--- Begin Entries ---

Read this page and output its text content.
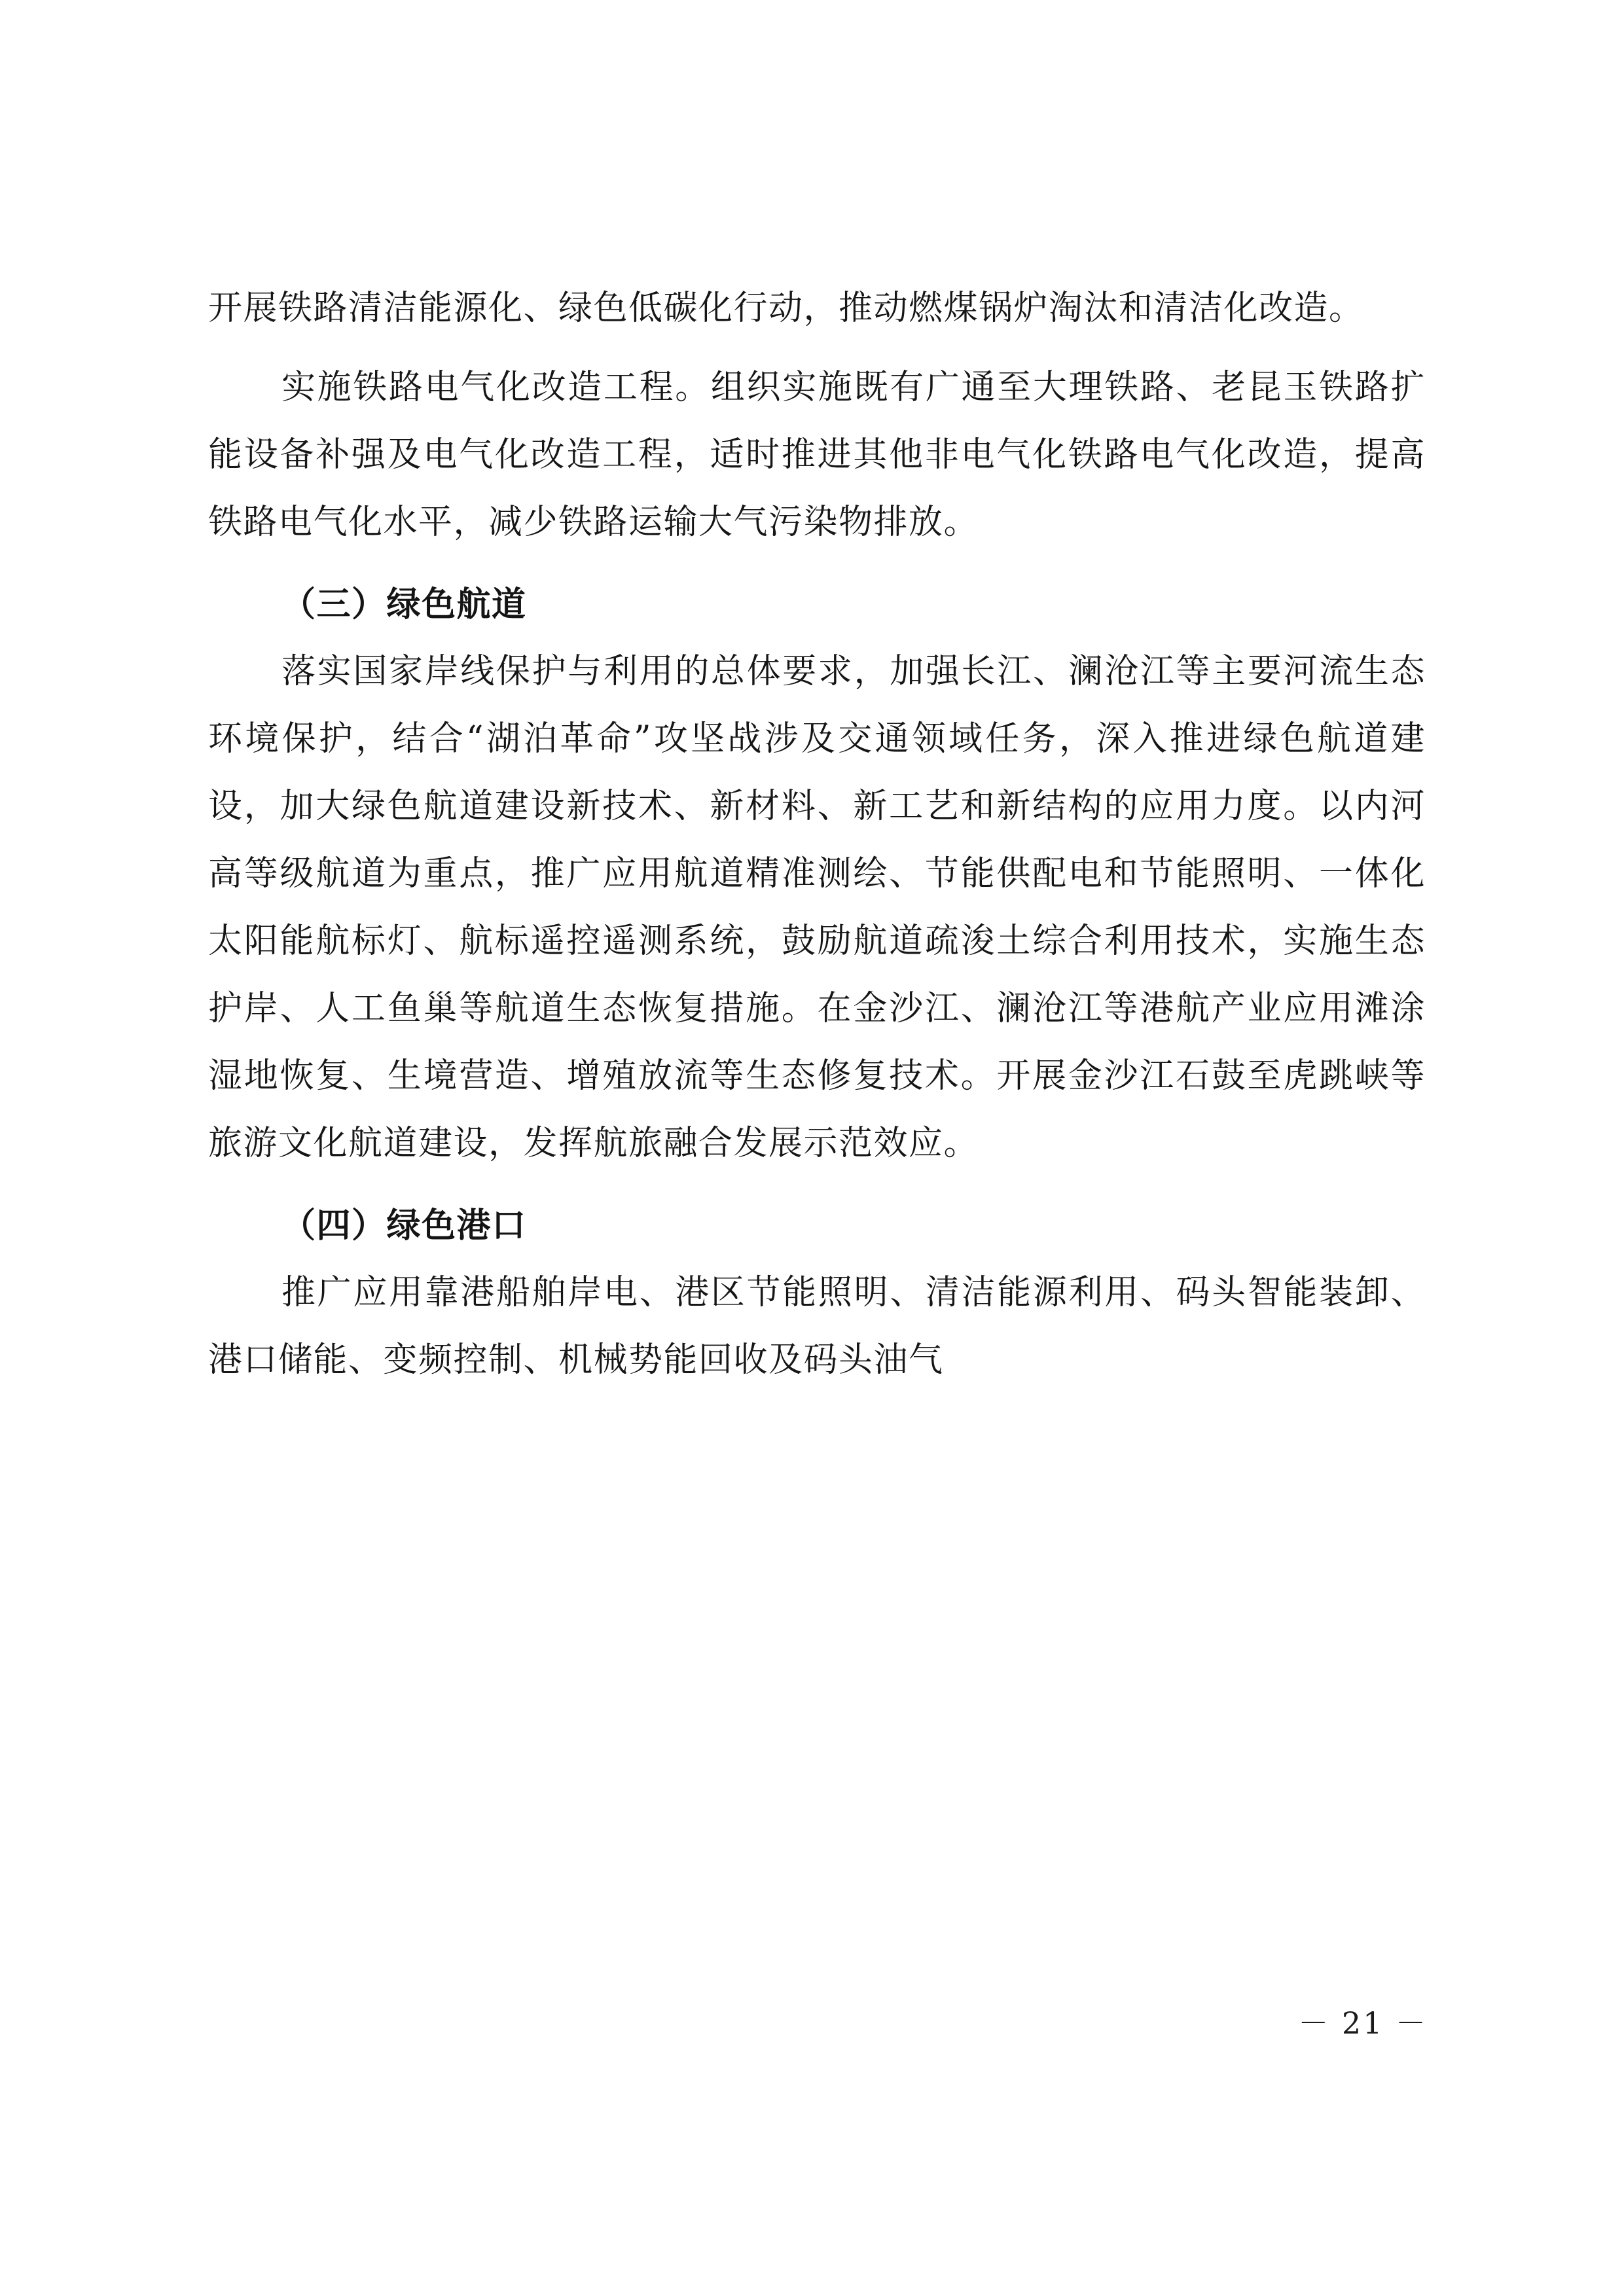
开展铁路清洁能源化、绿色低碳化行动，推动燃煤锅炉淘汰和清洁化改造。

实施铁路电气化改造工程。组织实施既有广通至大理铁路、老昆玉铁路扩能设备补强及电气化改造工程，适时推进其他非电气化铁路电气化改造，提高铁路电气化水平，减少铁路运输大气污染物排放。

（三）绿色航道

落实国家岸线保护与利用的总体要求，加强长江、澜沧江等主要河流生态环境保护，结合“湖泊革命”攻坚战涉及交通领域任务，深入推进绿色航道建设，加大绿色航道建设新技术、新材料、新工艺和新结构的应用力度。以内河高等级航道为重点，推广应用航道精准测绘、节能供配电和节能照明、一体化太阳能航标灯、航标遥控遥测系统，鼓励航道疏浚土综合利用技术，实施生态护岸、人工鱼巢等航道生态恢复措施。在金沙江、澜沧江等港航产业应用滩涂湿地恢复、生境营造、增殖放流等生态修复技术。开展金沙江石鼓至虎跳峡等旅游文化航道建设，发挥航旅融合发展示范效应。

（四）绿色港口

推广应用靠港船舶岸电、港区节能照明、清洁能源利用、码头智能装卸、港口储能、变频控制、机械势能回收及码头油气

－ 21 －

--- End Entries ---

What is being asked.
Print the full listing exactly, dropping the pictures.

Answer for this exercise.
Read this page and output its text content.
开展铁路清洁能源化、绿色低碳化行动，推动燃煤锅炉淘汰和清洁化改造。

实施铁路电气化改造工程。组织实施既有广通至大理铁路、老昆玉铁路扩能设备补强及电气化改造工程，适时推进其他非电气化铁路电气化改造，提高铁路电气化水平，减少铁路运输大气污染物排放。

（三）绿色航道

落实国家岸线保护与利用的总体要求，加强长江、澜沧江等主要河流生态环境保护，结合“湖泊革命”攻坚战涉及交通领域任务，深入推进绿色航道建设，加大绿色航道建设新技术、新材料、新工艺和新结构的应用力度。以内河高等级航道为重点，推广应用航道精准测绘、节能供配电和节能照明、一体化太阳能航标灯、航标遥控遥测系统，鼓励航道疏浚土综合利用技术，实施生态护岸、人工鱼巢等航道生态恢复措施。在金沙江、澜沧江等港航产业应用滩涂湿地恢复、生境营造、增殖放流等生态修复技术。开展金沙江石鼓至虎跳峡等旅游文化航道建设，发挥航旅融合发展示范效应。

（四）绿色港口

推广应用靠港船舶岸电、港区节能照明、清洁能源利用、码头智能装卸、港口储能、变频控制、机械势能回收及码头油气

－ 21 －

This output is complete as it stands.